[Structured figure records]
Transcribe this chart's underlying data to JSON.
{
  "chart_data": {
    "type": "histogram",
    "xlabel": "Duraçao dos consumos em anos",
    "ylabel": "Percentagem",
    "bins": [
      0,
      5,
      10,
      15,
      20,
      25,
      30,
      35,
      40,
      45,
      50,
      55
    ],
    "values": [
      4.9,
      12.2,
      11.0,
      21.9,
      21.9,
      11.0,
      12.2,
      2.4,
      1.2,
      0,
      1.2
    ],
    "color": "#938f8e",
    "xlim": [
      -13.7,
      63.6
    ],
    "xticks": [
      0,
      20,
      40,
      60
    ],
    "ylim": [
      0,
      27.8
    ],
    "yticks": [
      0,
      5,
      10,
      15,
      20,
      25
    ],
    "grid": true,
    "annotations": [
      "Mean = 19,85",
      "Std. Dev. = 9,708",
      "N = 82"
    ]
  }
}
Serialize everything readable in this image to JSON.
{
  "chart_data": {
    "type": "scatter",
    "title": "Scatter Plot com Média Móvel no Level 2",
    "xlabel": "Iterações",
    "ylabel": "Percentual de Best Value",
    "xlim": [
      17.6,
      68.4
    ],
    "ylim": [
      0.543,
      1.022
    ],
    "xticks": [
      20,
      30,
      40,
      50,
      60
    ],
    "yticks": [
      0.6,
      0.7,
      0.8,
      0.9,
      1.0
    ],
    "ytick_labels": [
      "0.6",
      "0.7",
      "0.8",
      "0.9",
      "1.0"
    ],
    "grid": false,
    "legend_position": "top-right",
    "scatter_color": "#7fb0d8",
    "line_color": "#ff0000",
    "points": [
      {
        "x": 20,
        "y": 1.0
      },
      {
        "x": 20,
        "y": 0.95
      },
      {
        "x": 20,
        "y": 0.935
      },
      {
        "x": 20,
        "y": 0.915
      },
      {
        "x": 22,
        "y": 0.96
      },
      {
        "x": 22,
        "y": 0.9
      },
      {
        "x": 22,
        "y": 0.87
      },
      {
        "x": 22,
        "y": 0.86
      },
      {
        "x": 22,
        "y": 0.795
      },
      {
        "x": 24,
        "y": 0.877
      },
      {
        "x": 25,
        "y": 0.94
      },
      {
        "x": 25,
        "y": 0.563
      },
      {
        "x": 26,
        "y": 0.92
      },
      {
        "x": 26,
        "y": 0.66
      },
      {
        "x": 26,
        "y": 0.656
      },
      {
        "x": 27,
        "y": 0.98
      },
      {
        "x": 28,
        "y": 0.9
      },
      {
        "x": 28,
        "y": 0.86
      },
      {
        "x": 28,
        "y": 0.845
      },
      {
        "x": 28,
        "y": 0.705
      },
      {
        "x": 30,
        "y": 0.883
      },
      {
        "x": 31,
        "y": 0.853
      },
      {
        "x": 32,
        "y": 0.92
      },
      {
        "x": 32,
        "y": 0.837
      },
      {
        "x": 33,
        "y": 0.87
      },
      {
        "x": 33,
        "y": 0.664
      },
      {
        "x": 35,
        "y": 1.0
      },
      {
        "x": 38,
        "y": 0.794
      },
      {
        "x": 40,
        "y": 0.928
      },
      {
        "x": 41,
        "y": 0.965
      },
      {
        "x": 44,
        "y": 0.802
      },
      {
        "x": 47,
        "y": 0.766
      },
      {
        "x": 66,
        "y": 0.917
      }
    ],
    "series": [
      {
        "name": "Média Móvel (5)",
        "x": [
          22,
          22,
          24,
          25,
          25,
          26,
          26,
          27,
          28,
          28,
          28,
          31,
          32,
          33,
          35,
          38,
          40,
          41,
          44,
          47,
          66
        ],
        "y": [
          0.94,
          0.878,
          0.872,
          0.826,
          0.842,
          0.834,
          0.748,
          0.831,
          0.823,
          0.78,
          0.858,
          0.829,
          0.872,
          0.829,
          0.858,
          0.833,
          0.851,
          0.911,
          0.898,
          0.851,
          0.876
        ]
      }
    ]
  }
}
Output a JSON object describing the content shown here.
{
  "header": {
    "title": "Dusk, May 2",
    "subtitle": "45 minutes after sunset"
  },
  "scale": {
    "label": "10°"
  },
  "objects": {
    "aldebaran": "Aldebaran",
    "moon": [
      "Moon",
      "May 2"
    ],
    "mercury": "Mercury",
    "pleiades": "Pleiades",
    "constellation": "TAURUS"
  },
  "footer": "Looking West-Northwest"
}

> [WHAT THIS TASK INVOLVES]:
Pull out every line holding "ylabel" from the records above, and copy it.

> [THE RESULT]:
    "ylabel": "Percentagem",
    "ylabel": "Percentual de Best Value",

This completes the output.